— begin Records provided —
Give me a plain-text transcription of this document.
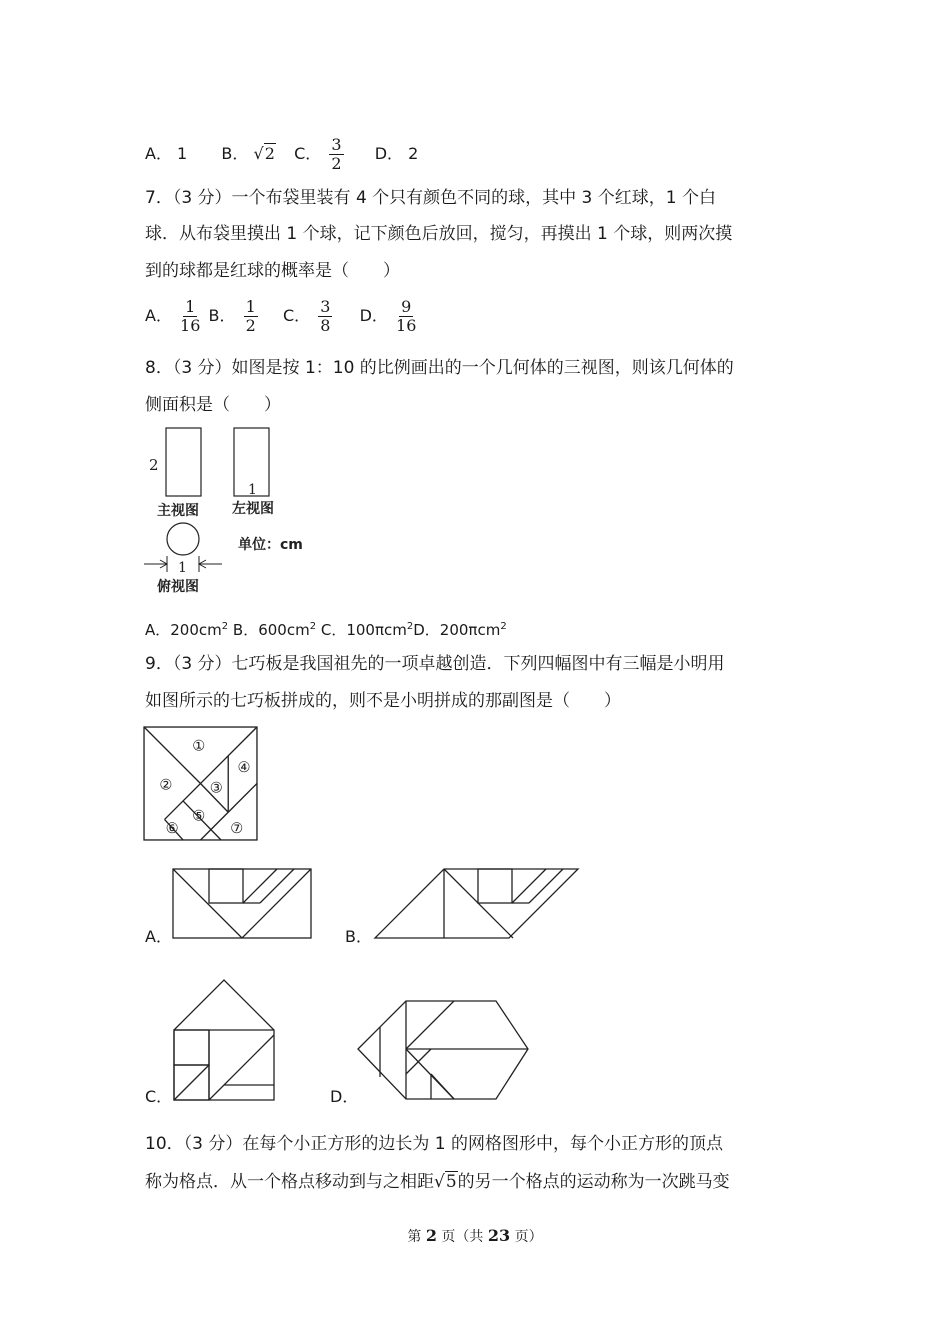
A． 1 B． √2 C． $\frac{3}{2}$ D． 2
7．（3 分）一个布袋里装有 4 个只有颜色不同的球，其中 3 个红球，1 个白
球．从布袋里摸出 1 个球，记下颜色后放回，搅匀，再摸出 1 个球，则两次摸
到的球都是红球的概率是（　　）
A． $\frac{1}{16}$ B． $\frac{1}{2}$ C． $\frac{3}{8}$ D． $\frac{9}{16}$
8．（3 分）如图是按 1：10 的比例画出的一个几何体的三视图，则该几何体的
侧面积是（　　）
2
1
主视图 左视图
单位：cm
1
俯视图
A．$200cm^2$ B．$600cm^2$ C．100πcm$^2$D．200πcm$^2$
9．（3 分）七巧板是我国祖先的一项卓越创造．下列四幅图中有三幅是小明用
如图所示的七巧板拼成的，则不是小明拼成的那副图是（　　）
①
②	③
④
⑤
⑥	⑦
A．	B．
C．	D．
10．（3 分）在每个小正方形的边长为 1 的网格图形中，每个小正方形的顶点
称为格点．从一个格点移动到与之相距√5的另一个格点的运动称为一次跳马变
第 2 页（共 23 页）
— end Records provided —
**Written task**
Every line containing the string "frac" must be listed.

**Final result**
A． 1 B． √2 C． $\frac{3}{2}$ D． 2
A． $\frac{1}{16}$ B． $\frac{1}{2}$ C． $\frac{3}{8}$ D． $\frac{9}{16}$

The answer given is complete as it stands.